▶ **Goal**:
Write out all the data again, exactly as it stands.

[Stored dataset items]
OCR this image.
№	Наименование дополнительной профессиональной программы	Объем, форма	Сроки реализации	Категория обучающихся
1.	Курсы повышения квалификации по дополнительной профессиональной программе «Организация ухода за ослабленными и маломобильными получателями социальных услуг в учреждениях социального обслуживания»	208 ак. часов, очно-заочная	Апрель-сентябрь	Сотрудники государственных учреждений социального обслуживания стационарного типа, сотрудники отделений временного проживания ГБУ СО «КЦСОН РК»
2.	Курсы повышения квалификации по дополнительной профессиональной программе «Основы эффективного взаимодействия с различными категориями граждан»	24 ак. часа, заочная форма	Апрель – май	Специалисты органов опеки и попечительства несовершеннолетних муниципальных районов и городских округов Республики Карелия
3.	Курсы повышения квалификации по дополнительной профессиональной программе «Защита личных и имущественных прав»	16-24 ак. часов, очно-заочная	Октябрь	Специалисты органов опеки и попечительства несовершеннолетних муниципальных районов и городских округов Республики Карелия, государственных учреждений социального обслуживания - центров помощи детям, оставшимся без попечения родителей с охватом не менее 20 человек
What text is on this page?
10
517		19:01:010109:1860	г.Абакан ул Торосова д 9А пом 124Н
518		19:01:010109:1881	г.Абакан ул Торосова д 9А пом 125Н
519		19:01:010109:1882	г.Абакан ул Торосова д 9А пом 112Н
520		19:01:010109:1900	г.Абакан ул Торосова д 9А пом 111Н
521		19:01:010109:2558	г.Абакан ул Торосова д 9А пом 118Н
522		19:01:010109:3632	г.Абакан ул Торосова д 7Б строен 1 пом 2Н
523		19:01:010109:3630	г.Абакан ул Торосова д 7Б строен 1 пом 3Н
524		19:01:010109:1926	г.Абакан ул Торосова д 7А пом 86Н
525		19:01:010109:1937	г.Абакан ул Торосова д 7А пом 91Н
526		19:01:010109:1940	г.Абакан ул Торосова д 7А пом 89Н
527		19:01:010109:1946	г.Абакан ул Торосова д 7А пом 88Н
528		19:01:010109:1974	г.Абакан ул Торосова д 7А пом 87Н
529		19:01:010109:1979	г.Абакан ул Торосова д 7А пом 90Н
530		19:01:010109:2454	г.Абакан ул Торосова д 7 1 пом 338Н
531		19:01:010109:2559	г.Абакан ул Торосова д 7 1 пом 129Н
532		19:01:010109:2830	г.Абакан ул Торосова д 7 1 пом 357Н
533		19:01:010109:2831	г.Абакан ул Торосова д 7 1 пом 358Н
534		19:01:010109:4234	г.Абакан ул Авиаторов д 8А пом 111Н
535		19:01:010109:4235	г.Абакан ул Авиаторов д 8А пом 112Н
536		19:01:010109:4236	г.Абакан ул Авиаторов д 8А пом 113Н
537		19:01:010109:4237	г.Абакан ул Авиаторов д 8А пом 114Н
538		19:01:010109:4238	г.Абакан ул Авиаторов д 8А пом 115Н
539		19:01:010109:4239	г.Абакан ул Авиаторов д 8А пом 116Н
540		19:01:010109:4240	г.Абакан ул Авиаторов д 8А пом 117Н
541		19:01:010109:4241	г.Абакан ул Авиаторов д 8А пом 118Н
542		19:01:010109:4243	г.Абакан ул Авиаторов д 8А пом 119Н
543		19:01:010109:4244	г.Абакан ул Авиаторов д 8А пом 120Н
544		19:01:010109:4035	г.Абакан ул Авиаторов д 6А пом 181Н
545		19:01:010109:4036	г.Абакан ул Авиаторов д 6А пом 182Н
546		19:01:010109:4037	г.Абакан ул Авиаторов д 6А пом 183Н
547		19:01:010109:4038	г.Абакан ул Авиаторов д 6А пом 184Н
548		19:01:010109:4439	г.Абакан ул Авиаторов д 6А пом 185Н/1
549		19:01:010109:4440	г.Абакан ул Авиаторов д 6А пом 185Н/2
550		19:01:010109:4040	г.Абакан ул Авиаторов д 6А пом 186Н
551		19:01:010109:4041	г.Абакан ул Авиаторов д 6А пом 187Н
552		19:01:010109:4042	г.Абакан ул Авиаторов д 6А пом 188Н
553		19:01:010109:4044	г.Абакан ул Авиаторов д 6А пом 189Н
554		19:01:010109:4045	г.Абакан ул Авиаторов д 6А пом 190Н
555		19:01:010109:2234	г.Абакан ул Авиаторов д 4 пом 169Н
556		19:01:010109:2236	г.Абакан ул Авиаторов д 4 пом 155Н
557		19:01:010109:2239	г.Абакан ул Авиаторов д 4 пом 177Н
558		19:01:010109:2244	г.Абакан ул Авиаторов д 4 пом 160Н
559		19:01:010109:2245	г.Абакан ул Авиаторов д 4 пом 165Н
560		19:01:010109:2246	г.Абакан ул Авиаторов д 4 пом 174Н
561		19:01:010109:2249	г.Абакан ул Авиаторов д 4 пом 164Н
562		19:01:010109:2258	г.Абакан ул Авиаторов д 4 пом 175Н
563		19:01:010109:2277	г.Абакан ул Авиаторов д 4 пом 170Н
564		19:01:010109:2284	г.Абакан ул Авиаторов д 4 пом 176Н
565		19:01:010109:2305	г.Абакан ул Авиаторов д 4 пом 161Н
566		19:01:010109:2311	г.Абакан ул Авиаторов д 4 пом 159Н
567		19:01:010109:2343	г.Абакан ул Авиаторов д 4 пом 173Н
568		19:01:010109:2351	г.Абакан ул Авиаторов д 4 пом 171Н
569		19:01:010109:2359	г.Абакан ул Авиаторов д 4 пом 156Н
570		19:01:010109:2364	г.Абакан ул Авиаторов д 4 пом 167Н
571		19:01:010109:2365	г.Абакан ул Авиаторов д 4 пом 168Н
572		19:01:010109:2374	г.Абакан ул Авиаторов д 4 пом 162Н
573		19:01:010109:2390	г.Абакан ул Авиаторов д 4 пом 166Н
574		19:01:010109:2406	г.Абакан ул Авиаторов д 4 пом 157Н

▶ **Reply**:
OCR this image.
№	Наименование дополнительной профессиональной программы	Объем, форма	Сроки реализации	Категория обучающихся
1.	Курсы повышения квалификации по дополнительной профессиональной программе «Организация ухода за ослабленными и маломобильными получателями социальных услуг в учреждениях социального обслуживания»	208 ак. часов, очно-заочная	Апрель-сентябрь	Сотрудники государственных учреждений социального обслуживания стационарного типа, сотрудники отделений временного проживания ГБУ СО «КЦСОН РК»
2.	Курсы повышения квалификации по дополнительной профессиональной программе «Основы эффективного взаимодействия с различными категориями граждан»	24 ак. часа, заочная форма	Апрель – май	Специалисты органов опеки и попечительства несовершеннолетних муниципальных районов и городских округов Республики Карелия
3.	Курсы повышения квалификации по дополнительной профессиональной программе «Защита личных и имущественных прав»	16-24 ак. часов, очно-заочная	Октябрь	Специалисты органов опеки и попечительства несовершеннолетних муниципальных районов и городских округов Республики Карелия, государственных учреждений социального обслуживания - центров помощи детям, оставшимся без попечения родителей с охватом не менее 20 человек
What text is on this page?
10
517		19:01:010109:1860	г.Абакан ул Торосова д 9А пом 124Н
518		19:01:010109:1881	г.Абакан ул Торосова д 9А пом 125Н
519		19:01:010109:1882	г.Абакан ул Торосова д 9А пом 112Н
520		19:01:010109:1900	г.Абакан ул Торосова д 9А пом 111Н
521		19:01:010109:2558	г.Абакан ул Торосова д 9А пом 118Н
522		19:01:010109:3632	г.Абакан ул Торосова д 7Б строен 1 пом 2Н
523		19:01:010109:3630	г.Абакан ул Торосова д 7Б строен 1 пом 3Н
524		19:01:010109:1926	г.Абакан ул Торосова д 7А пом 86Н
525		19:01:010109:1937	г.Абакан ул Торосова д 7А пом 91Н
526		19:01:010109:1940	г.Абакан ул Торосова д 7А пом 89Н
527		19:01:010109:1946	г.Абакан ул Торосова д 7А пом 88Н
528		19:01:010109:1974	г.Абакан ул Торосова д 7А пом 87Н
529		19:01:010109:1979	г.Абакан ул Торосова д 7А пом 90Н
530		19:01:010109:2454	г.Абакан ул Торосова д 7 1 пом 338Н
531		19:01:010109:2559	г.Абакан ул Торосова д 7 1 пом 129Н
532		19:01:010109:2830	г.Абакан ул Торосова д 7 1 пом 357Н
533		19:01:010109:2831	г.Абакан ул Торосова д 7 1 пом 358Н
534		19:01:010109:4234	г.Абакан ул Авиаторов д 8А пом 111Н
535		19:01:010109:4235	г.Абакан ул Авиаторов д 8А пом 112Н
536		19:01:010109:4236	г.Абакан ул Авиаторов д 8А пом 113Н
537		19:01:010109:4237	г.Абакан ул Авиаторов д 8А пом 114Н
538		19:01:010109:4238	г.Абакан ул Авиаторов д 8А пом 115Н
539		19:01:010109:4239	г.Абакан ул Авиаторов д 8А пом 116Н
540		19:01:010109:4240	г.Абакан ул Авиаторов д 8А пом 117Н
541		19:01:010109:4241	г.Абакан ул Авиаторов д 8А пом 118Н
542		19:01:010109:4243	г.Абакан ул Авиаторов д 8А пом 119Н
543		19:01:010109:4244	г.Абакан ул Авиаторов д 8А пом 120Н
544		19:01:010109:4035	г.Абакан ул Авиаторов д 6А пом 181Н
545		19:01:010109:4036	г.Абакан ул Авиаторов д 6А пом 182Н
546		19:01:010109:4037	г.Абакан ул Авиаторов д 6А пом 183Н
547		19:01:010109:4038	г.Абакан ул Авиаторов д 6А пом 184Н
548		19:01:010109:4439	г.Абакан ул Авиаторов д 6А пом 185Н/1
549		19:01:010109:4440	г.Абакан ул Авиаторов д 6А пом 185Н/2
550		19:01:010109:4040	г.Абакан ул Авиаторов д 6А пом 186Н
551		19:01:010109:4041	г.Абакан ул Авиаторов д 6А пом 187Н
552		19:01:010109:4042	г.Абакан ул Авиаторов д 6А пом 188Н
553		19:01:010109:4044	г.Абакан ул Авиаторов д 6А пом 189Н
554		19:01:010109:4045	г.Абакан ул Авиаторов д 6А пом 190Н
555		19:01:010109:2234	г.Абакан ул Авиаторов д 4 пом 169Н
556		19:01:010109:2236	г.Абакан ул Авиаторов д 4 пом 155Н
557		19:01:010109:2239	г.Абакан ул Авиаторов д 4 пом 177Н
558		19:01:010109:2244	г.Абакан ул Авиаторов д 4 пом 160Н
559		19:01:010109:2245	г.Абакан ул Авиаторов д 4 пом 165Н
560		19:01:010109:2246	г.Абакан ул Авиаторов д 4 пом 174Н
561		19:01:010109:2249	г.Абакан ул Авиаторов д 4 пом 164Н
562		19:01:010109:2258	г.Абакан ул Авиаторов д 4 пом 175Н
563		19:01:010109:2277	г.Абакан ул Авиаторов д 4 пом 170Н
564		19:01:010109:2284	г.Абакан ул Авиаторов д 4 пом 176Н
565		19:01:010109:2305	г.Абакан ул Авиаторов д 4 пом 161Н
566		19:01:010109:2311	г.Абакан ул Авиаторов д 4 пом 159Н
567		19:01:010109:2343	г.Абакан ул Авиаторов д 4 пом 173Н
568		19:01:010109:2351	г.Абакан ул Авиаторов д 4 пом 171Н
569		19:01:010109:2359	г.Абакан ул Авиаторов д 4 пом 156Н
570		19:01:010109:2364	г.Абакан ул Авиаторов д 4 пом 167Н
571		19:01:010109:2365	г.Абакан ул Авиаторов д 4 пом 168Н
572		19:01:010109:2374	г.Абакан ул Авиаторов д 4 пом 162Н
573		19:01:010109:2390	г.Абакан ул Авиаторов д 4 пом 166Н
574		19:01:010109:2406	г.Абакан ул Авиаторов д 4 пом 157Н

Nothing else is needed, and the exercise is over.